## Extracted material
======

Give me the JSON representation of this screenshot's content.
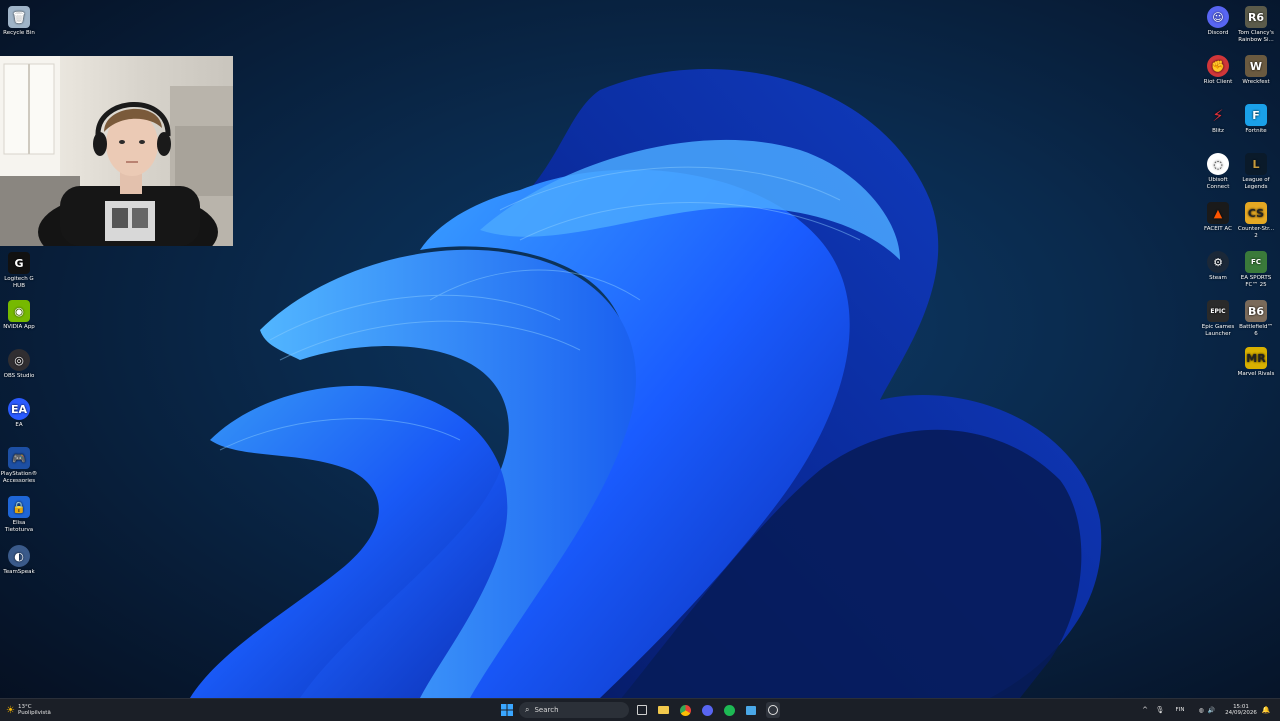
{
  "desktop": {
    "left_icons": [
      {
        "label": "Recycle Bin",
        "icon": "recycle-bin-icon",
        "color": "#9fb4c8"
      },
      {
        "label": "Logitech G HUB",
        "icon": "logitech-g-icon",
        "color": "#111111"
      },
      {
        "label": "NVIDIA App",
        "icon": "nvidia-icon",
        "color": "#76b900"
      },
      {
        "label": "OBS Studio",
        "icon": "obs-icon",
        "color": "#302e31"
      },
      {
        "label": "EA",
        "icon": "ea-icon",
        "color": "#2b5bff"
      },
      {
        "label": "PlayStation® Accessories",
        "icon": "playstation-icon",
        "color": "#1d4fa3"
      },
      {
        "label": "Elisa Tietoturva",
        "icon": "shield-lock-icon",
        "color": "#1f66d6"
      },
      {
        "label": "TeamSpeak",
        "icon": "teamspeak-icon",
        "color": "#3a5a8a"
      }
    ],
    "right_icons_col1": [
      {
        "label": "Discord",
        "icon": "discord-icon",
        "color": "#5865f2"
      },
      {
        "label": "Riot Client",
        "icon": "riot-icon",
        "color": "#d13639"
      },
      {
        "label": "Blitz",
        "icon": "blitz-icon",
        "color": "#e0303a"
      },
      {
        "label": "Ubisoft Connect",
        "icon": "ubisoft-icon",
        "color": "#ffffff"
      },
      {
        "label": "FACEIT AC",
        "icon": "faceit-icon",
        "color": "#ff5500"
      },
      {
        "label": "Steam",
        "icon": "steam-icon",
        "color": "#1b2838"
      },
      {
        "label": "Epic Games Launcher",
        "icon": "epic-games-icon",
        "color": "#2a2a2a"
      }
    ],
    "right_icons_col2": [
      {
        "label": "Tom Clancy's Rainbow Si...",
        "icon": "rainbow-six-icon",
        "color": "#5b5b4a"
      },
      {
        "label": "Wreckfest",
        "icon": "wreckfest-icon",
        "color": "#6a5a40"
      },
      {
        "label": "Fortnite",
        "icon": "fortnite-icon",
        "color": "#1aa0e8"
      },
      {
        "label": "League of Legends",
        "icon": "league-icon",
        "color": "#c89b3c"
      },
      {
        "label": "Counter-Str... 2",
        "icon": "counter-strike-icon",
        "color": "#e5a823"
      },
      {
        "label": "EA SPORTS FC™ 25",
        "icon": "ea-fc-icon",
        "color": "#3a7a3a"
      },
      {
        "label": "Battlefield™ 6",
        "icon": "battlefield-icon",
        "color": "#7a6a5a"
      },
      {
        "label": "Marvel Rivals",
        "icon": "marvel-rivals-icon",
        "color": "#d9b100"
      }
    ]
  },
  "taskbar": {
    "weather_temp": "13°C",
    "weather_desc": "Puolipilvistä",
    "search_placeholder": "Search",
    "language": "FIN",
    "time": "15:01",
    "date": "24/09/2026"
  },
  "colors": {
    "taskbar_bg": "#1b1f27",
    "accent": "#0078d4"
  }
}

======

Write out the entries above word for word. Do not include the pictures.

Give me the JSON representation of this screenshot's content.
{
  "desktop": {
    "left_icons": [
      {
        "label": "Recycle Bin",
        "icon": "recycle-bin-icon",
        "color": "#9fb4c8"
      },
      {
        "label": "Logitech G HUB",
        "icon": "logitech-g-icon",
        "color": "#111111"
      },
      {
        "label": "NVIDIA App",
        "icon": "nvidia-icon",
        "color": "#76b900"
      },
      {
        "label": "OBS Studio",
        "icon": "obs-icon",
        "color": "#302e31"
      },
      {
        "label": "EA",
        "icon": "ea-icon",
        "color": "#2b5bff"
      },
      {
        "label": "PlayStation® Accessories",
        "icon": "playstation-icon",
        "color": "#1d4fa3"
      },
      {
        "label": "Elisa Tietoturva",
        "icon": "shield-lock-icon",
        "color": "#1f66d6"
      },
      {
        "label": "TeamSpeak",
        "icon": "teamspeak-icon",
        "color": "#3a5a8a"
      }
    ],
    "right_icons_col1": [
      {
        "label": "Discord",
        "icon": "discord-icon",
        "color": "#5865f2"
      },
      {
        "label": "Riot Client",
        "icon": "riot-icon",
        "color": "#d13639"
      },
      {
        "label": "Blitz",
        "icon": "blitz-icon",
        "color": "#e0303a"
      },
      {
        "label": "Ubisoft Connect",
        "icon": "ubisoft-icon",
        "color": "#ffffff"
      },
      {
        "label": "FACEIT AC",
        "icon": "faceit-icon",
        "color": "#ff5500"
      },
      {
        "label": "Steam",
        "icon": "steam-icon",
        "color": "#1b2838"
      },
      {
        "label": "Epic Games Launcher",
        "icon": "epic-games-icon",
        "color": "#2a2a2a"
      }
    ],
    "right_icons_col2": [
      {
        "label": "Tom Clancy's Rainbow Si...",
        "icon": "rainbow-six-icon",
        "color": "#5b5b4a"
      },
      {
        "label": "Wreckfest",
        "icon": "wreckfest-icon",
        "color": "#6a5a40"
      },
      {
        "label": "Fortnite",
        "icon": "fortnite-icon",
        "color": "#1aa0e8"
      },
      {
        "label": "League of Legends",
        "icon": "league-icon",
        "color": "#c89b3c"
      },
      {
        "label": "Counter-Str... 2",
        "icon": "counter-strike-icon",
        "color": "#e5a823"
      },
      {
        "label": "EA SPORTS FC™ 25",
        "icon": "ea-fc-icon",
        "color": "#3a7a3a"
      },
      {
        "label": "Battlefield™ 6",
        "icon": "battlefield-icon",
        "color": "#7a6a5a"
      },
      {
        "label": "Marvel Rivals",
        "icon": "marvel-rivals-icon",
        "color": "#d9b100"
      }
    ]
  },
  "taskbar": {
    "weather_temp": "13°C",
    "weather_desc": "Puolipilvistä",
    "search_placeholder": "Search",
    "language": "FIN",
    "time": "15:01",
    "date": "24/09/2026"
  },
  "colors": {
    "taskbar_bg": "#1b1f27",
    "accent": "#0078d4"
  }
}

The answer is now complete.